* **Request**
Show all lines that include the string "name"; copy each one.

* **Dataset**
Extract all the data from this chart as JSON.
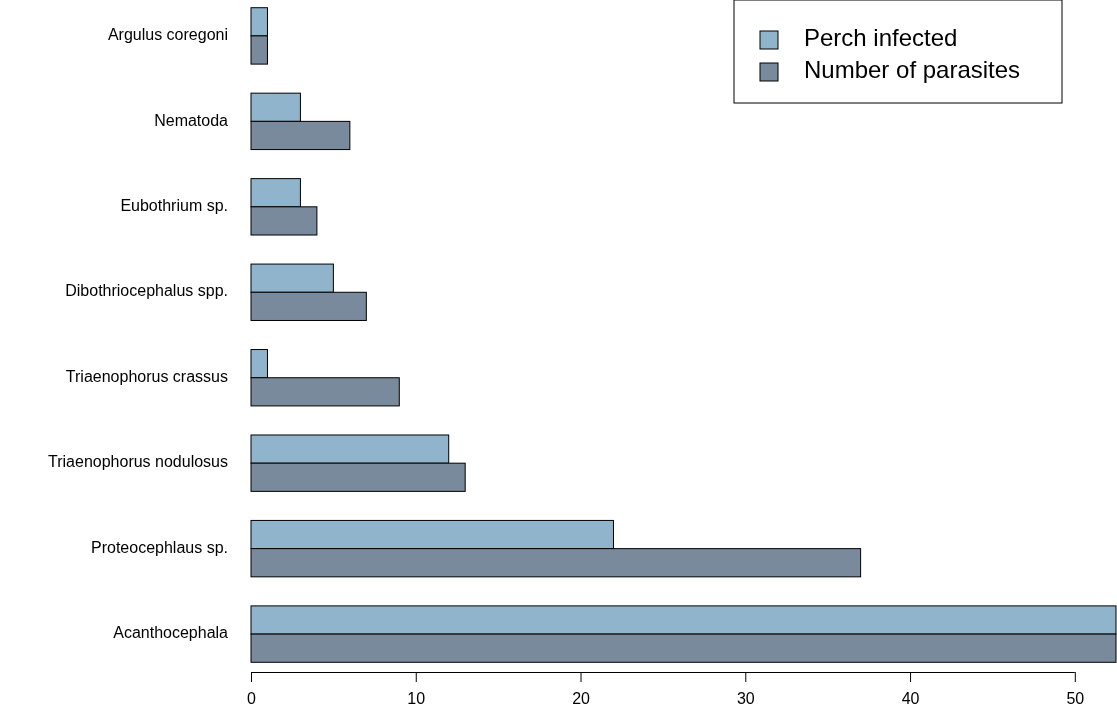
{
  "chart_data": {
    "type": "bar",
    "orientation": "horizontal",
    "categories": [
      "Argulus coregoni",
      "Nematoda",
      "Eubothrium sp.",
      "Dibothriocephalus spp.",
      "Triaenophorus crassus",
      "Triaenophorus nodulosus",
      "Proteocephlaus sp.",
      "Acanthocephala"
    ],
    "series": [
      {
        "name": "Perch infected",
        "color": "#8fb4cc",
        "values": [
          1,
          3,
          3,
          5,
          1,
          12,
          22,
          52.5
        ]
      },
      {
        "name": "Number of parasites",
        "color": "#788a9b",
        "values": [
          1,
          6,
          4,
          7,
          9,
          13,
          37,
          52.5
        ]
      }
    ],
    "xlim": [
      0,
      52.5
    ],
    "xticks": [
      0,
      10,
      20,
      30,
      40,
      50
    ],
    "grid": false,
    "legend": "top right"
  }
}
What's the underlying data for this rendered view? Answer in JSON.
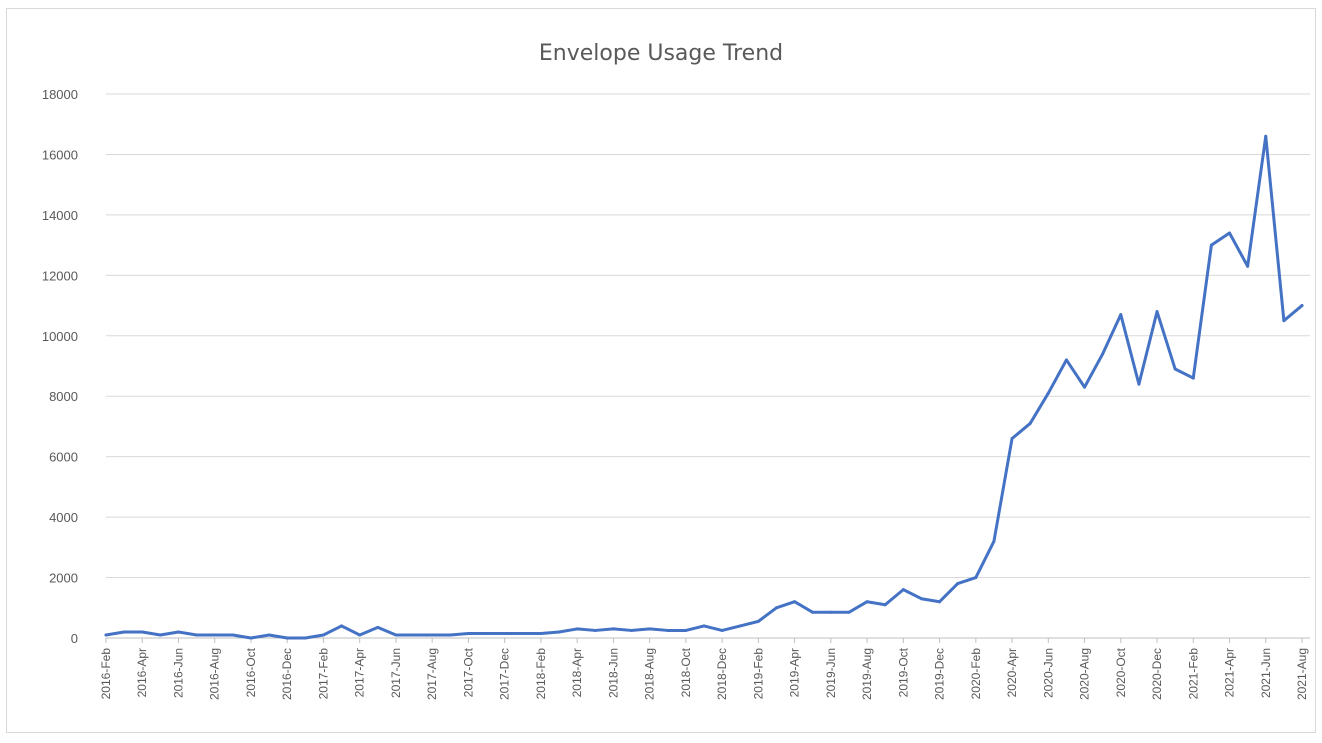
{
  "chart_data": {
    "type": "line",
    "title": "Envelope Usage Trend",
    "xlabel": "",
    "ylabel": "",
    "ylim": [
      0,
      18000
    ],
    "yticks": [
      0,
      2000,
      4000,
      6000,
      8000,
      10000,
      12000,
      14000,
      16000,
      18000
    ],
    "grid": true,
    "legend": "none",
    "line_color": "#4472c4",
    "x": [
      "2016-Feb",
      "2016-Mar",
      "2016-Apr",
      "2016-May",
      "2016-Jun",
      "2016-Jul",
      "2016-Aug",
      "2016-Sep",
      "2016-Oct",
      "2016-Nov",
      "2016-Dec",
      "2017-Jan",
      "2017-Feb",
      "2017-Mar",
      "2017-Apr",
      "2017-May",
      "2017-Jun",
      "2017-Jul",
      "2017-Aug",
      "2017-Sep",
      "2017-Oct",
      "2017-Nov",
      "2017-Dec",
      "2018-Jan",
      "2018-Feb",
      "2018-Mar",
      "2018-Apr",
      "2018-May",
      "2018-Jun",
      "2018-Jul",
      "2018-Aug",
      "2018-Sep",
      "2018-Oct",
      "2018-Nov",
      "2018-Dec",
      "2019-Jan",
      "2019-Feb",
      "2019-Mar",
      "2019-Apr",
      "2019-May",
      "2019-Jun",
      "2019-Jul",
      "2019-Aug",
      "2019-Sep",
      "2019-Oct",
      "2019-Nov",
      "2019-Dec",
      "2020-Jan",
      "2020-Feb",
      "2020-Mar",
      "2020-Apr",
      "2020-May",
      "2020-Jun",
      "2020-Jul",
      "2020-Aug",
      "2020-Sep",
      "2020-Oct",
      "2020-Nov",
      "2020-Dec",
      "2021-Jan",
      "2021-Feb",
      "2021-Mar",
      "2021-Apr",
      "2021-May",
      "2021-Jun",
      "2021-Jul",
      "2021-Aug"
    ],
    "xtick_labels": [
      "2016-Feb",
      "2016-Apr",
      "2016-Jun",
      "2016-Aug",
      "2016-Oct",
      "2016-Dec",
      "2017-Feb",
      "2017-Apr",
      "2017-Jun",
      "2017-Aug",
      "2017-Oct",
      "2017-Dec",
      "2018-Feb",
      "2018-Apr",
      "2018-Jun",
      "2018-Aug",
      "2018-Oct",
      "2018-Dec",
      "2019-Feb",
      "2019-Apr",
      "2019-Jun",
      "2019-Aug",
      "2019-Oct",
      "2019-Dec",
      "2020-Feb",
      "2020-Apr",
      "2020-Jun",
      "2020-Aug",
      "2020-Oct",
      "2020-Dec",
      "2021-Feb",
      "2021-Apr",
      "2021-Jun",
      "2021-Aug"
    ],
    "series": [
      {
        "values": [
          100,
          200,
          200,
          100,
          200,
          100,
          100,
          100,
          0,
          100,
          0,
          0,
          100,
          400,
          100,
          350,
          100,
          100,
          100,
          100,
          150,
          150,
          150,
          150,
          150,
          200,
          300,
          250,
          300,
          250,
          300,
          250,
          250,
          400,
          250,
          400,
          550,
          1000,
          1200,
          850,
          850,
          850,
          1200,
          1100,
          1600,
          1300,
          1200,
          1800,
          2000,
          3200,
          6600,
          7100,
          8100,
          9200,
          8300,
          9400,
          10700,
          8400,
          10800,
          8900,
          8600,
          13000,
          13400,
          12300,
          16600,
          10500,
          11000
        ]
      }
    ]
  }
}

...

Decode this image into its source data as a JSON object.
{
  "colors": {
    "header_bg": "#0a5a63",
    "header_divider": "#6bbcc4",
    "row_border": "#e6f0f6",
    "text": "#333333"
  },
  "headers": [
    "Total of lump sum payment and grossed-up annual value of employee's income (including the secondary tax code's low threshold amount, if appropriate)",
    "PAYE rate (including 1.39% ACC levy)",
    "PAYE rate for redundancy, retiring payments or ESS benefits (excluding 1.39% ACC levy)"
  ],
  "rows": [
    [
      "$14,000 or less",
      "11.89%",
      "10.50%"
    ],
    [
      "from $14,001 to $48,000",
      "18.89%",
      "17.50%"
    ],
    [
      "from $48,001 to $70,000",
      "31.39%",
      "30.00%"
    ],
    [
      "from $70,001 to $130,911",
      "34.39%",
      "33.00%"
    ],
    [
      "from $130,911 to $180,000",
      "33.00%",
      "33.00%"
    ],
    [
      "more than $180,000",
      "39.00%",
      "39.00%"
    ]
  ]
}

* **Final result**
        "name": "Perch infected",
        "name": "Number of parasites",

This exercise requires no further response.